## What is being asked
Identify the lines that contain the word "name", then copy them.

## Dataset records

......

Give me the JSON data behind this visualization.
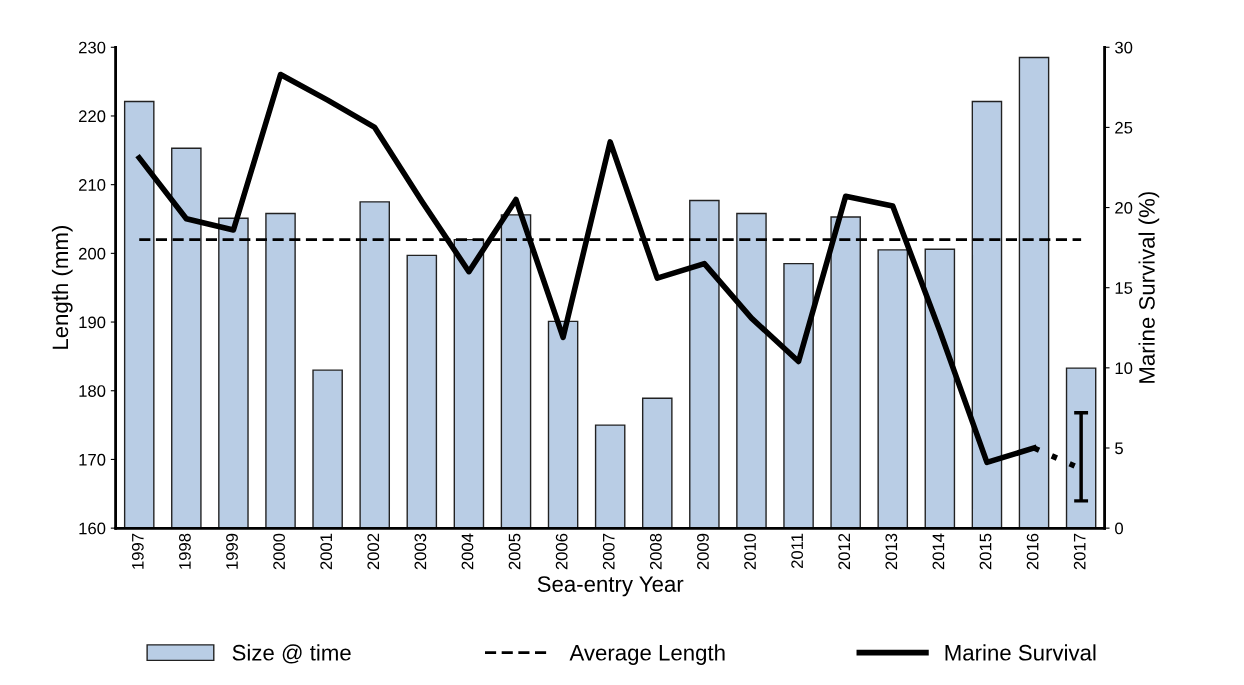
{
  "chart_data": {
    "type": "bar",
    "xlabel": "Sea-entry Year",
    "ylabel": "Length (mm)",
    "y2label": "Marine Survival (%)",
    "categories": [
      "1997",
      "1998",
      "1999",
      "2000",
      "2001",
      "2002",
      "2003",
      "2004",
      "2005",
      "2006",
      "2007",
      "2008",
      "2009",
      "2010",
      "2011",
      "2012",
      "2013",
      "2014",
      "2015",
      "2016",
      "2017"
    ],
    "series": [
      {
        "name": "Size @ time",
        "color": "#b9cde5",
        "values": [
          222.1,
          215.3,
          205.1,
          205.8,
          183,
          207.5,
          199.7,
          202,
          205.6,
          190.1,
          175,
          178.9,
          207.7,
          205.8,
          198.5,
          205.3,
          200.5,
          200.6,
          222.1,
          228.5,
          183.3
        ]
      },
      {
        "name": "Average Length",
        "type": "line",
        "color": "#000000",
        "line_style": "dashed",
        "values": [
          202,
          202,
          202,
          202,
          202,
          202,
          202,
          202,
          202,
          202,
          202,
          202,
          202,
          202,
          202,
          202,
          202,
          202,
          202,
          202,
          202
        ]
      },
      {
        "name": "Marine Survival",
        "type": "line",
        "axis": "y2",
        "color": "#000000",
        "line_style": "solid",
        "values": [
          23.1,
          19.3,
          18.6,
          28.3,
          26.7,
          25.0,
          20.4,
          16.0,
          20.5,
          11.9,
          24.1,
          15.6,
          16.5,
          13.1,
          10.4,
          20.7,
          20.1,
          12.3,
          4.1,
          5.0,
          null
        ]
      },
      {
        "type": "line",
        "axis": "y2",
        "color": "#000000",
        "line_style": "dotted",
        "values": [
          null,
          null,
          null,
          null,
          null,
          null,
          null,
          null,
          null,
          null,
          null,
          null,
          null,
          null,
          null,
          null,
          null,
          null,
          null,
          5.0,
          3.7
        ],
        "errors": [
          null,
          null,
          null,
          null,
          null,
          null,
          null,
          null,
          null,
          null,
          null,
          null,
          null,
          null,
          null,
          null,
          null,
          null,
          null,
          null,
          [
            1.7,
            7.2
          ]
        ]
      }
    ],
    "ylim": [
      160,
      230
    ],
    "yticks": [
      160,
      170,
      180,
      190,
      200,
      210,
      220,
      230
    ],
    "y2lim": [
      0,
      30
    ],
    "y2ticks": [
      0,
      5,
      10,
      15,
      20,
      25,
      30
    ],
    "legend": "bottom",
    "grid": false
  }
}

......

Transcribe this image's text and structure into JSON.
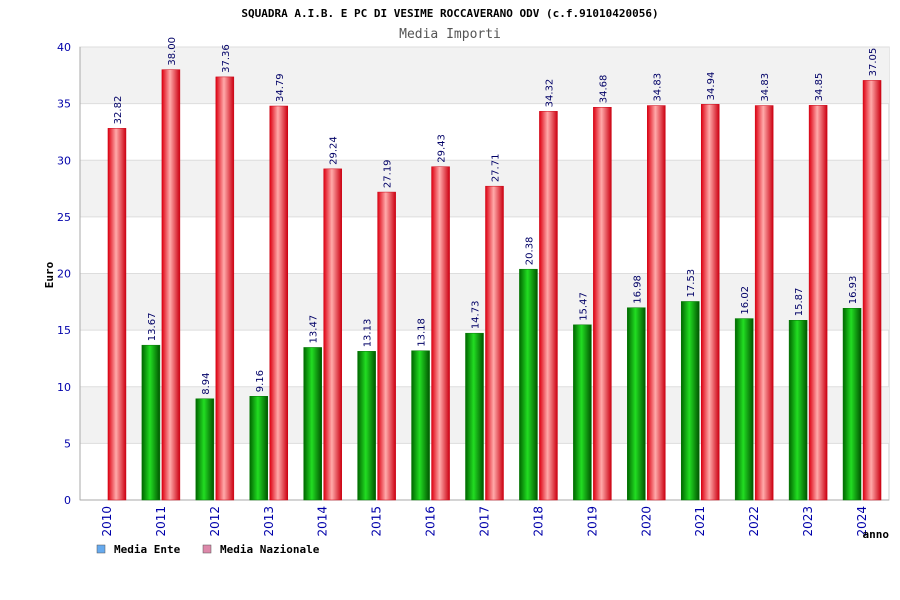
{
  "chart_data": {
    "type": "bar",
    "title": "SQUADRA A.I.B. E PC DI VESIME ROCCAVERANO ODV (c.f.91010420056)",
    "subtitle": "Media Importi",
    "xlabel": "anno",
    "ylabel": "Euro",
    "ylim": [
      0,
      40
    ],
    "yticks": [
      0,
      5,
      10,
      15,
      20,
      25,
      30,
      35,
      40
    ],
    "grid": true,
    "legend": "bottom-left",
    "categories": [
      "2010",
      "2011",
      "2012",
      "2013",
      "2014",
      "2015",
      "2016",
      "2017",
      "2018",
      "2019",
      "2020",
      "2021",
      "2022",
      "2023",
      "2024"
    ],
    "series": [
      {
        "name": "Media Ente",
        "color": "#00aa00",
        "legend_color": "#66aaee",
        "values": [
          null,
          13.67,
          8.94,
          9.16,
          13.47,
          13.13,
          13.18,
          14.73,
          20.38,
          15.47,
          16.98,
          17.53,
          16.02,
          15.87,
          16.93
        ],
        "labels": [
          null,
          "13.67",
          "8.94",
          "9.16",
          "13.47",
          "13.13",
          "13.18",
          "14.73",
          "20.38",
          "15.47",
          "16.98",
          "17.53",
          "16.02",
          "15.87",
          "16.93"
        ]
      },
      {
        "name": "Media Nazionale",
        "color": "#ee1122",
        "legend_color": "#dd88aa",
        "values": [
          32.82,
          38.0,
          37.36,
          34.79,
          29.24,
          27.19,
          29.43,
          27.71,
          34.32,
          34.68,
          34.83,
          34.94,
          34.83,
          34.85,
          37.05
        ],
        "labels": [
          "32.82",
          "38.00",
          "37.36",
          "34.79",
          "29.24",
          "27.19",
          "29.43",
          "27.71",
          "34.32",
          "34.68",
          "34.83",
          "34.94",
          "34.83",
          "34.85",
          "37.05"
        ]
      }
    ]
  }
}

......

## Answer to this problem
        "name": "Size @ time",
        "name": "Average Length",
        "name": "Marine Survival",
        "name": "Media Ente",
        "name": "Media Nazionale",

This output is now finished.